* What you have to do: Without the pictures, return each record as it appears.
** Start Material to process **
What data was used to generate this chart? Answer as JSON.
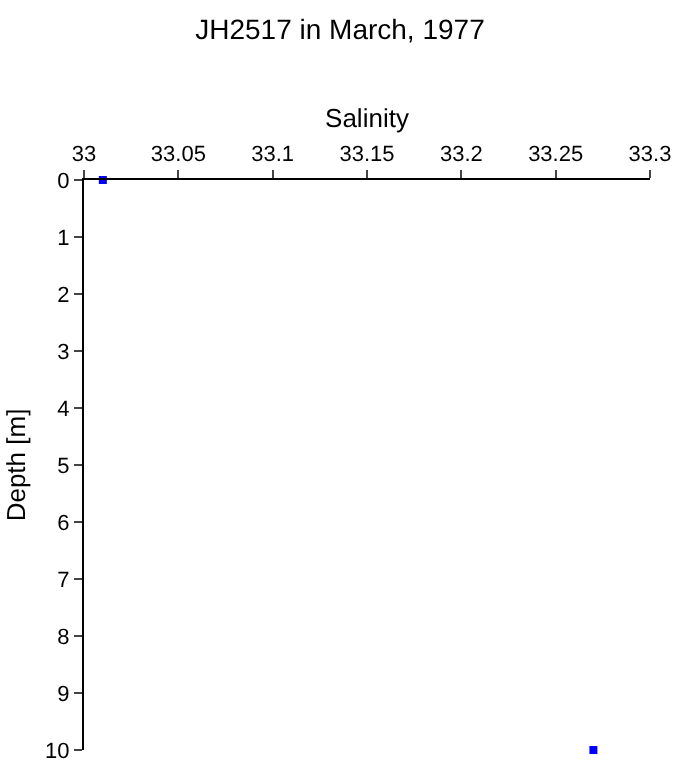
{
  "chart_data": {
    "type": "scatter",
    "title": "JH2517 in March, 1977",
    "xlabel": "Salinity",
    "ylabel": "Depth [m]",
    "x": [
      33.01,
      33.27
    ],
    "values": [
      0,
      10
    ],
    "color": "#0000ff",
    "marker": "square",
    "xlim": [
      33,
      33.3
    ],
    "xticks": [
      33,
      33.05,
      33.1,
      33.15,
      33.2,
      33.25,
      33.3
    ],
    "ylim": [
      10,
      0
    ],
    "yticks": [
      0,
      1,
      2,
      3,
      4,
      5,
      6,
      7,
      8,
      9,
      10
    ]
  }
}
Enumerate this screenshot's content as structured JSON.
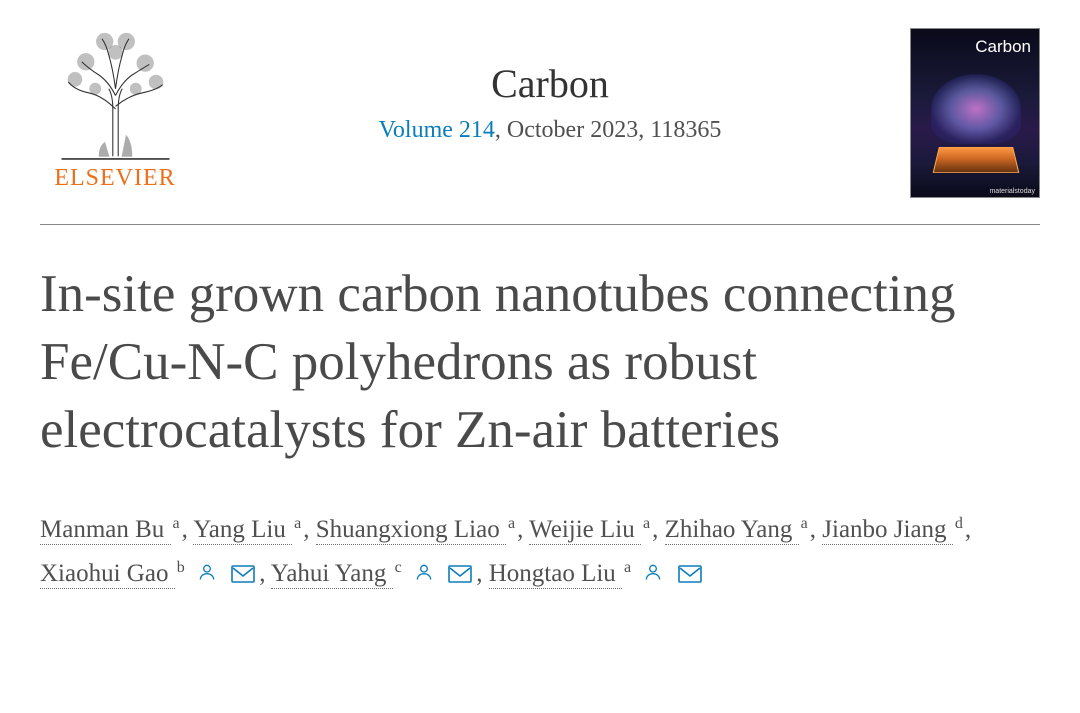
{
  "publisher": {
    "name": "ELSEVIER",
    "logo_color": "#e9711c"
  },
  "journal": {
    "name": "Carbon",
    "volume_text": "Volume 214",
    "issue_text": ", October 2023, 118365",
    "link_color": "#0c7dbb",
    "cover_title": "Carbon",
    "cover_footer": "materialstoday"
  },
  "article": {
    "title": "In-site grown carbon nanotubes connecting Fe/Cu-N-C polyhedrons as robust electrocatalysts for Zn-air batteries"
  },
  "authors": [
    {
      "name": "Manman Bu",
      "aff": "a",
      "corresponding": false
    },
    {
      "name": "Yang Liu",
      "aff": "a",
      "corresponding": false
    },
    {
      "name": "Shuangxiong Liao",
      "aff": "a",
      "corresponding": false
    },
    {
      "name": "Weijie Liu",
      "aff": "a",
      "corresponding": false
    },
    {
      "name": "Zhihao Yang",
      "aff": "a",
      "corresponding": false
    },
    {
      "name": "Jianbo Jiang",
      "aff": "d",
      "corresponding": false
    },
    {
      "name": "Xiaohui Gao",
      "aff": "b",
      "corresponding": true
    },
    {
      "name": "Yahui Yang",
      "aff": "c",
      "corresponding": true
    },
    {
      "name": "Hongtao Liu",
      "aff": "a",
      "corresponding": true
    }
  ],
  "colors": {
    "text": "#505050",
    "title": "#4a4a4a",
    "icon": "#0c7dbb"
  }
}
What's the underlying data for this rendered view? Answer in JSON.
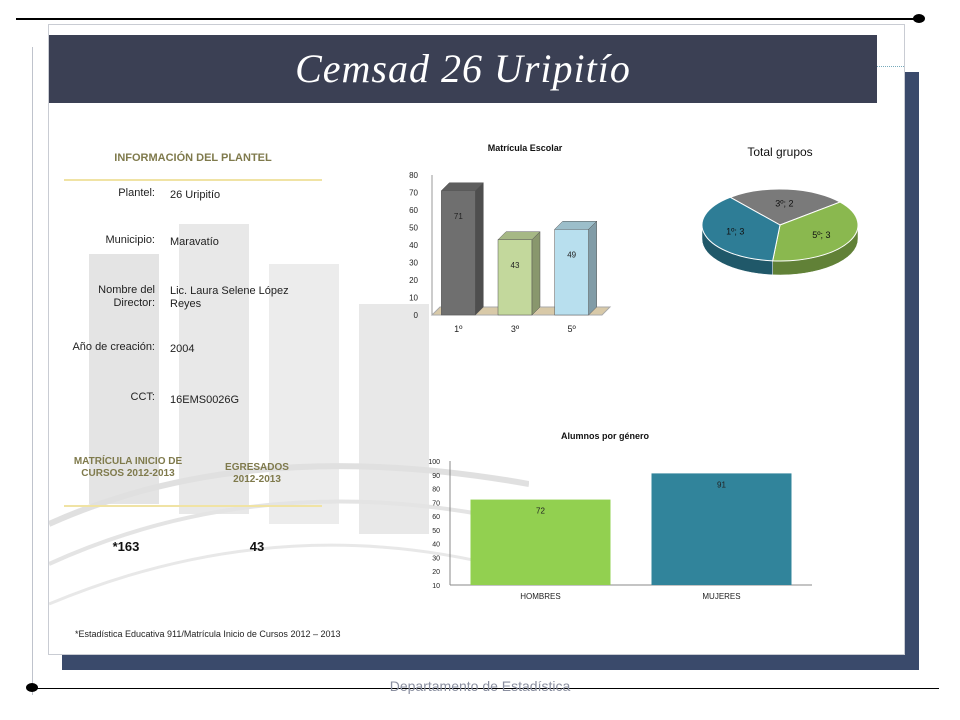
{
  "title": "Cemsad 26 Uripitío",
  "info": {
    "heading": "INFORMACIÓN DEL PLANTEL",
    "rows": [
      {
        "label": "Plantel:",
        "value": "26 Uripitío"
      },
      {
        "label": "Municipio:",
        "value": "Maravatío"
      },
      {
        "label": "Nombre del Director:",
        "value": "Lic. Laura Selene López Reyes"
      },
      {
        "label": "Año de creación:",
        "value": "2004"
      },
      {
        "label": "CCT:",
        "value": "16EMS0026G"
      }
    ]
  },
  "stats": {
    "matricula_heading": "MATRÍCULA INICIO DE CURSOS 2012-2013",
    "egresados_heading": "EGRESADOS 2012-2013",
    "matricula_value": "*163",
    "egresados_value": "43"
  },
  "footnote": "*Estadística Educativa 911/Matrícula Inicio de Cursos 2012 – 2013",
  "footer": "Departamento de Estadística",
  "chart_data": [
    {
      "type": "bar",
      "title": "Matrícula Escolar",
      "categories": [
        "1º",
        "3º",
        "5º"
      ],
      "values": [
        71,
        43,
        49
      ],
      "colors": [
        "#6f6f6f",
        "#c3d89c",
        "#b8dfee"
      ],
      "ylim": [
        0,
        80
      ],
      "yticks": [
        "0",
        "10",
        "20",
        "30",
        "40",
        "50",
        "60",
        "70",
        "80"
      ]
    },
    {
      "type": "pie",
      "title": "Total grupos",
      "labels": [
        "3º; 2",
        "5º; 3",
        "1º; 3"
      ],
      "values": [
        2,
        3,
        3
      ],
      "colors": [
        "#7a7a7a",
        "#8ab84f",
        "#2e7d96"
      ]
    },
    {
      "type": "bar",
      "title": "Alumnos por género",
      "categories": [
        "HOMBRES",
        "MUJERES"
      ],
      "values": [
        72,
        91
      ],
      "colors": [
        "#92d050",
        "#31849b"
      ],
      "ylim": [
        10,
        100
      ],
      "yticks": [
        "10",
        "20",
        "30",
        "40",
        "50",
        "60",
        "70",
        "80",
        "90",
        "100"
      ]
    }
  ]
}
** End Material to process **
* The answer:
What data was used to generate this chart? Answer as JSON.
{
  "chart_data": {
    "type": "scatter",
    "title": "JH2517 in March, 1977",
    "xlabel": "Salinity",
    "ylabel": "Depth [m]",
    "x": [
      33.01,
      33.27
    ],
    "values": [
      0,
      10
    ],
    "color": "#0000ff",
    "marker": "square",
    "xlim": [
      33,
      33.3
    ],
    "xticks": [
      33,
      33.05,
      33.1,
      33.15,
      33.2,
      33.25,
      33.3
    ],
    "ylim": [
      10,
      0
    ],
    "yticks": [
      0,
      1,
      2,
      3,
      4,
      5,
      6,
      7,
      8,
      9,
      10
    ]
  }
}
Enumerate this screenshot's content as structured JSON.
{
  "publisher": {
    "name": "ELSEVIER",
    "logo_color": "#e9711c"
  },
  "journal": {
    "name": "Carbon",
    "volume_text": "Volume 214",
    "issue_text": ", October 2023, 118365",
    "link_color": "#0c7dbb",
    "cover_title": "Carbon",
    "cover_footer": "materialstoday"
  },
  "article": {
    "title": "In-site grown carbon nanotubes connecting Fe/Cu-N-C polyhedrons as robust electrocatalysts for Zn-air batteries"
  },
  "authors": [
    {
      "name": "Manman Bu",
      "aff": "a",
      "corresponding": false
    },
    {
      "name": "Yang Liu",
      "aff": "a",
      "corresponding": false
    },
    {
      "name": "Shuangxiong Liao",
      "aff": "a",
      "corresponding": false
    },
    {
      "name": "Weijie Liu",
      "aff": "a",
      "corresponding": false
    },
    {
      "name": "Zhihao Yang",
      "aff": "a",
      "corresponding": false
    },
    {
      "name": "Jianbo Jiang",
      "aff": "d",
      "corresponding": false
    },
    {
      "name": "Xiaohui Gao",
      "aff": "b",
      "corresponding": true
    },
    {
      "name": "Yahui Yang",
      "aff": "c",
      "corresponding": true
    },
    {
      "name": "Hongtao Liu",
      "aff": "a",
      "corresponding": true
    }
  ],
  "colors": {
    "text": "#505050",
    "title": "#4a4a4a",
    "icon": "#0c7dbb"
  }
}
What's the underlying data for this rendered view? Answer in JSON.
{
  "title": "Cemsad 26 Uripitío",
  "info": {
    "heading": "INFORMACIÓN DEL PLANTEL",
    "rows": [
      {
        "label": "Plantel:",
        "value": "26 Uripitío"
      },
      {
        "label": "Municipio:",
        "value": "Maravatío"
      },
      {
        "label": "Nombre del Director:",
        "value": "Lic. Laura Selene López Reyes"
      },
      {
        "label": "Año de creación:",
        "value": "2004"
      },
      {
        "label": "CCT:",
        "value": "16EMS0026G"
      }
    ]
  },
  "stats": {
    "matricula_heading": "MATRÍCULA INICIO DE CURSOS 2012-2013",
    "egresados_heading": "EGRESADOS 2012-2013",
    "matricula_value": "*163",
    "egresados_value": "43"
  },
  "footnote": "*Estadística Educativa 911/Matrícula Inicio de Cursos 2012 – 2013",
  "footer": "Departamento de Estadística",
  "chart_data": [
    {
      "type": "bar",
      "title": "Matrícula Escolar",
      "categories": [
        "1º",
        "3º",
        "5º"
      ],
      "values": [
        71,
        43,
        49
      ],
      "colors": [
        "#6f6f6f",
        "#c3d89c",
        "#b8dfee"
      ],
      "ylim": [
        0,
        80
      ],
      "yticks": [
        "0",
        "10",
        "20",
        "30",
        "40",
        "50",
        "60",
        "70",
        "80"
      ]
    },
    {
      "type": "pie",
      "title": "Total grupos",
      "labels": [
        "3º; 2",
        "5º; 3",
        "1º; 3"
      ],
      "values": [
        2,
        3,
        3
      ],
      "colors": [
        "#7a7a7a",
        "#8ab84f",
        "#2e7d96"
      ]
    },
    {
      "type": "bar",
      "title": "Alumnos por género",
      "categories": [
        "HOMBRES",
        "MUJERES"
      ],
      "values": [
        72,
        91
      ],
      "colors": [
        "#92d050",
        "#31849b"
      ],
      "ylim": [
        10,
        100
      ],
      "yticks": [
        "10",
        "20",
        "30",
        "40",
        "50",
        "60",
        "70",
        "80",
        "90",
        "100"
      ]
    }
  ]
}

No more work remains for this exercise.